-- Start EXERCISE MATERIALS --
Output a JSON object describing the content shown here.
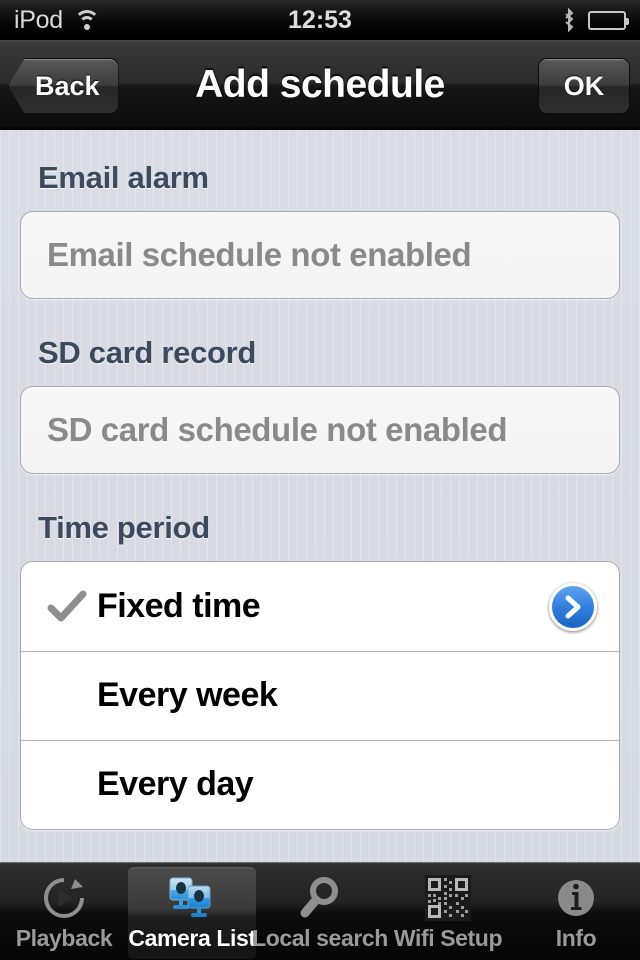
{
  "statusbar": {
    "carrier": "iPod",
    "time": "12:53",
    "wifi_icon": "wifi-icon",
    "bluetooth_icon": "bluetooth-icon",
    "battery_icon": "battery-icon"
  },
  "navbar": {
    "back_label": "Back",
    "title": "Add schedule",
    "ok_label": "OK"
  },
  "sections": {
    "email": {
      "header": "Email alarm",
      "value": "Email schedule not enabled"
    },
    "sdcard": {
      "header": "SD card record",
      "value": "SD card schedule not enabled"
    },
    "timeperiod": {
      "header": "Time period",
      "options": [
        {
          "label": "Fixed time",
          "checked": true,
          "disclosure": true
        },
        {
          "label": "Every week",
          "checked": false,
          "disclosure": false
        },
        {
          "label": "Every day",
          "checked": false,
          "disclosure": false
        }
      ],
      "checkmark_icon": "checkmark-icon",
      "disclosure_icon": "chevron-right-icon"
    }
  },
  "tabbar": {
    "selected": "Camera List",
    "tabs": [
      {
        "label": "Playback",
        "icon": "replay-play-icon"
      },
      {
        "label": "Camera List",
        "icon": "cameras-icon"
      },
      {
        "label": "Local search",
        "icon": "magnifier-icon"
      },
      {
        "label": "Wifi Setup",
        "icon": "qr-code-icon"
      },
      {
        "label": "Info",
        "icon": "info-icon"
      }
    ]
  },
  "colors": {
    "accent_blue": "#2f7ddb",
    "page_bg": "#d9dce4",
    "header_text": "#3d4a5d",
    "disabled_text": "#8a8a8a"
  }
}
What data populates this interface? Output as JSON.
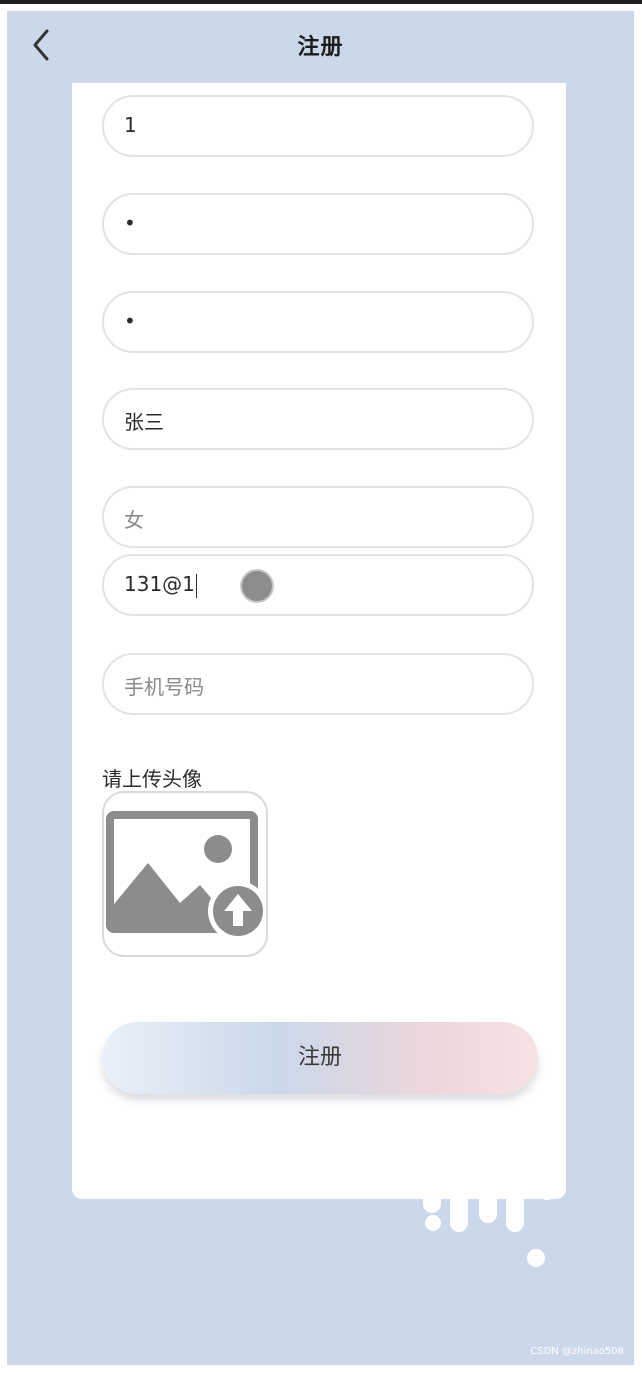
{
  "header": {
    "title": "注册"
  },
  "form": {
    "field1": {
      "value": "1"
    },
    "field2": {
      "value": "•"
    },
    "field3": {
      "value": "•"
    },
    "name": {
      "value": "张三"
    },
    "gender": {
      "placeholder": "女"
    },
    "email": {
      "value": "131@1"
    },
    "phone": {
      "placeholder": "手机号码"
    },
    "upload_label": "请上传头像",
    "submit_label": "注册"
  },
  "icons": {
    "back": "chevron-left-icon",
    "upload": "image-upload-icon"
  },
  "colors": {
    "background": "#cad8ea",
    "card": "#ffffff",
    "field_border": "#e3e3e3",
    "button_gradient_start": "#eaf0f8",
    "button_gradient_mid": "#cad8ea",
    "button_gradient_end": "#f7e2e3"
  },
  "watermark": "CSDN @zhinao508"
}
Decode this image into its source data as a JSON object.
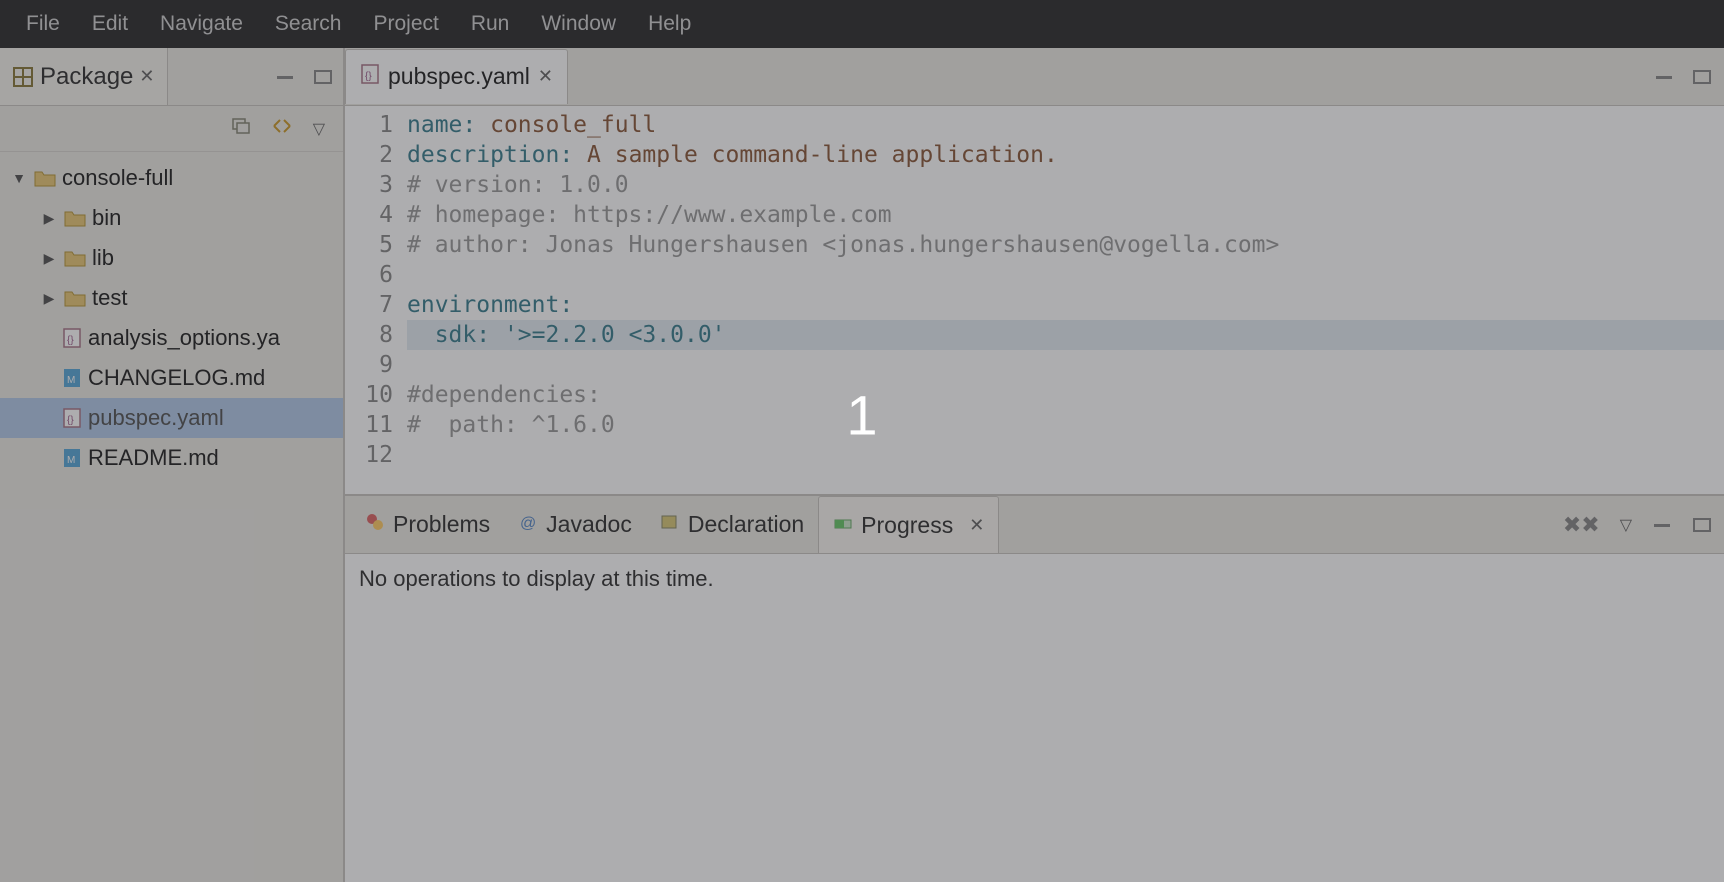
{
  "menubar": [
    "File",
    "Edit",
    "Navigate",
    "Search",
    "Project",
    "Run",
    "Window",
    "Help"
  ],
  "overlay_number": "1",
  "package_view": {
    "title": "Package",
    "project": "console-full",
    "folders": [
      "bin",
      "lib",
      "test"
    ],
    "files": [
      {
        "name": "analysis_options.ya",
        "icon": "yaml"
      },
      {
        "name": "CHANGELOG.md",
        "icon": "md"
      },
      {
        "name": "pubspec.yaml",
        "icon": "yaml",
        "selected": true
      },
      {
        "name": "README.md",
        "icon": "md"
      }
    ]
  },
  "editor": {
    "tab_label": "pubspec.yaml",
    "lines": [
      {
        "n": "1",
        "segs": [
          {
            "t": "name",
            "c": "key"
          },
          {
            "t": ": ",
            "c": "key"
          },
          {
            "t": "console_full",
            "c": "txt"
          }
        ]
      },
      {
        "n": "2",
        "segs": [
          {
            "t": "description",
            "c": "key"
          },
          {
            "t": ": ",
            "c": "key"
          },
          {
            "t": "A sample command-line application.",
            "c": "txt"
          }
        ]
      },
      {
        "n": "3",
        "segs": [
          {
            "t": "# version: 1.0.0",
            "c": "cmt"
          }
        ]
      },
      {
        "n": "4",
        "segs": [
          {
            "t": "# homepage: https://www.example.com",
            "c": "cmt"
          }
        ]
      },
      {
        "n": "5",
        "segs": [
          {
            "t": "# author: Jonas Hungershausen <jonas.hungershausen@vogella.com>",
            "c": "cmt"
          }
        ]
      },
      {
        "n": "6",
        "segs": [
          {
            "t": "",
            "c": "txt"
          }
        ]
      },
      {
        "n": "7",
        "segs": [
          {
            "t": "environment",
            "c": "key"
          },
          {
            "t": ":",
            "c": "key"
          }
        ]
      },
      {
        "n": "8",
        "hl": true,
        "segs": [
          {
            "t": "  ",
            "c": "txt"
          },
          {
            "t": "sdk",
            "c": "key"
          },
          {
            "t": ": ",
            "c": "key"
          },
          {
            "t": "'>=2.2.0 <3.0.0'",
            "c": "str"
          }
        ]
      },
      {
        "n": "9",
        "segs": [
          {
            "t": "",
            "c": "txt"
          }
        ]
      },
      {
        "n": "10",
        "segs": [
          {
            "t": "#dependencies:",
            "c": "cmt"
          }
        ]
      },
      {
        "n": "11",
        "segs": [
          {
            "t": "#  path: ^1.6.0",
            "c": "cmt"
          }
        ]
      },
      {
        "n": "12",
        "segs": [
          {
            "t": "",
            "c": "txt"
          }
        ]
      }
    ]
  },
  "bottom": {
    "tabs": [
      "Problems",
      "Javadoc",
      "Declaration",
      "Progress"
    ],
    "active_tab": "Progress",
    "content": "No operations to display at this time."
  }
}
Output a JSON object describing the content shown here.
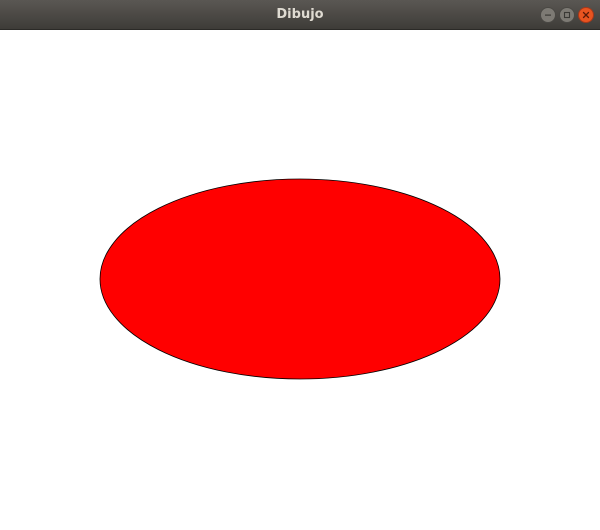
{
  "window": {
    "title": "Dibujo",
    "controls": {
      "minimize_icon": "minimize-icon",
      "maximize_icon": "maximize-icon",
      "close_icon": "close-icon"
    }
  },
  "drawing": {
    "shape": "ellipse",
    "fill": "#ff0000",
    "stroke": "#000000"
  }
}
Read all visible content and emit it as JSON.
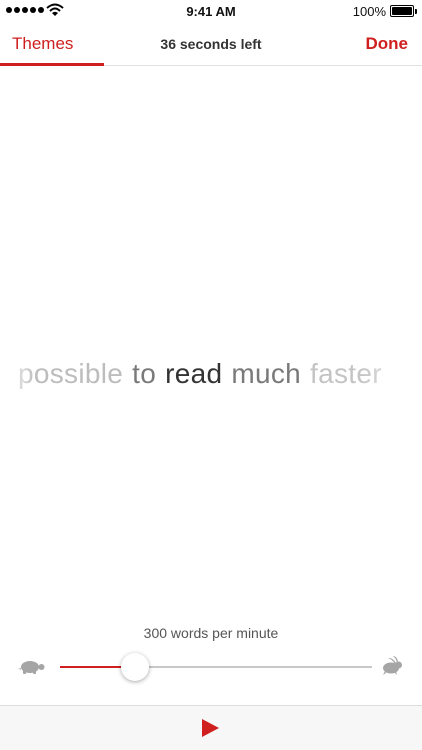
{
  "status_bar": {
    "time": "9:41 AM",
    "battery": "100%",
    "signal_icon": "signal-dots-icon",
    "wifi_icon": "wifi-icon",
    "battery_icon": "battery-icon"
  },
  "nav": {
    "left_label": "Themes",
    "title": "36 seconds left",
    "right_label": "Done"
  },
  "reader": {
    "words": [
      "possible",
      "to",
      "read",
      "much",
      "faster"
    ]
  },
  "speed": {
    "label": "300 words per minute",
    "slider_value": 0.24,
    "slow_icon": "turtle-icon",
    "fast_icon": "rabbit-icon"
  },
  "controls": {
    "play_icon": "play-icon"
  },
  "colors": {
    "accent": "#cf1f1f",
    "focus_word": "#333333",
    "faded_word": "#bdbdbd"
  }
}
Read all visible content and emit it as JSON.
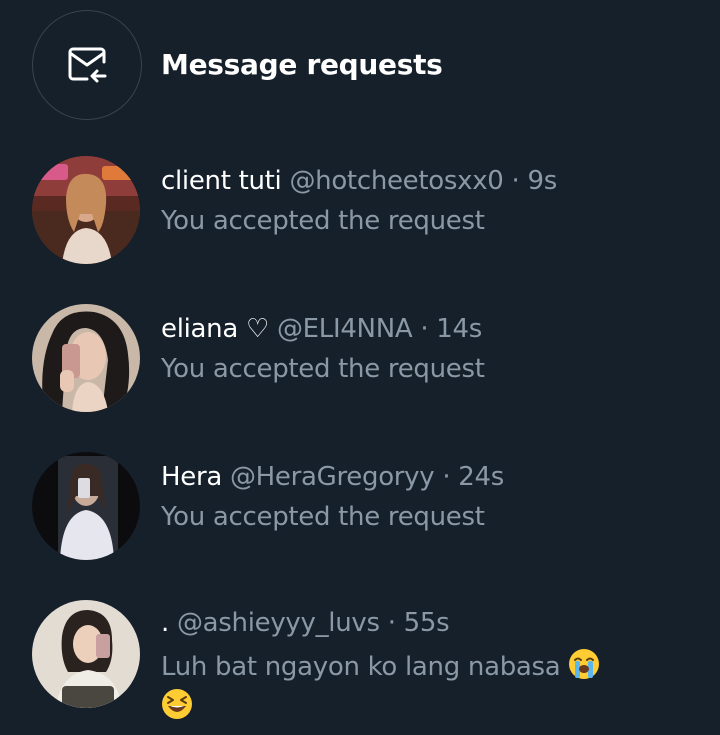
{
  "header": {
    "title": "Message requests",
    "icon": "envelope-arrow-icon"
  },
  "conversations": [
    {
      "name": "client tuti",
      "handle": "@hotcheetosxx0",
      "separator": "·",
      "time": "9s",
      "preview": "You accepted the request"
    },
    {
      "name": "eliana ♡",
      "handle": "@ELI4NNA",
      "separator": "·",
      "time": "14s",
      "preview": "You accepted the request"
    },
    {
      "name": "Hera",
      "handle": "@HeraGregoryy",
      "separator": "·",
      "time": "24s",
      "preview": "You accepted the request"
    },
    {
      "name": ".",
      "handle": "@ashieyyy_luvs",
      "separator": "·",
      "time": "55s",
      "preview": "Luh bat ngayon ko lang nabasa",
      "emojis": [
        "loudly-crying-face",
        "grinning-squinting-face"
      ]
    }
  ],
  "colors": {
    "background": "#15202b",
    "primary_text": "#ffffff",
    "secondary_text": "#8b98a5",
    "border": "#38444d"
  }
}
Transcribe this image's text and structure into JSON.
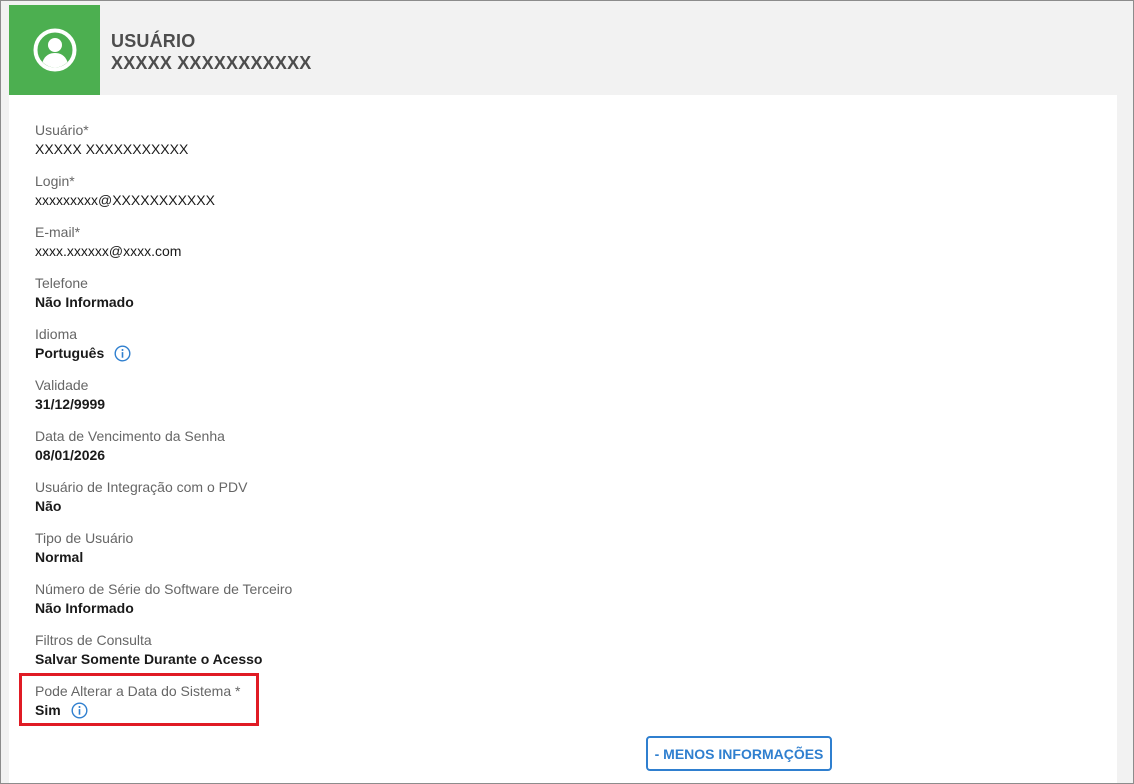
{
  "header": {
    "title": "USUÁRIO",
    "subtitle": "XXXXX XXXXXXXXXXX"
  },
  "fields": [
    {
      "label": "Usuário*",
      "value": "XXXXX XXXXXXXXXXX"
    },
    {
      "label": "Login*",
      "value": "xxxxxxxxx@XXXXXXXXXXX"
    },
    {
      "label": "E-mail*",
      "value": "xxxx.xxxxxx@xxxx.com"
    },
    {
      "label": "Telefone",
      "value": "Não Informado"
    },
    {
      "label": "Idioma",
      "value": "Português",
      "icon": "info-icon"
    },
    {
      "label": "Validade",
      "value": "31/12/9999"
    },
    {
      "label": "Data de Vencimento da Senha",
      "value": "08/01/2026"
    },
    {
      "label": "Usuário de Integração com o PDV",
      "value": "Não"
    },
    {
      "label": "Tipo de Usuário",
      "value": "Normal"
    },
    {
      "label": "Número de Série do Software de Terceiro",
      "value": "Não Informado"
    },
    {
      "label": "Filtros de Consulta",
      "value": "Salvar Somente Durante o Acesso"
    },
    {
      "label": "Pode Alterar a Data do Sistema *",
      "value": "Sim",
      "icon": "info-icon"
    }
  ],
  "actions": {
    "less_info_label": "- MENOS INFORMAÇÕES"
  },
  "colors": {
    "accent_green": "#4caf50",
    "link_blue": "#2f7fcf",
    "highlight_red": "#e01b24"
  }
}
-- End EXERCISE MATERIALS --
Pull out and copy each line containing the string "image".

    "upload": "image-upload-icon"
Decode this image into its source data as a JSON object.
Transcribe this image's text and structure into JSON.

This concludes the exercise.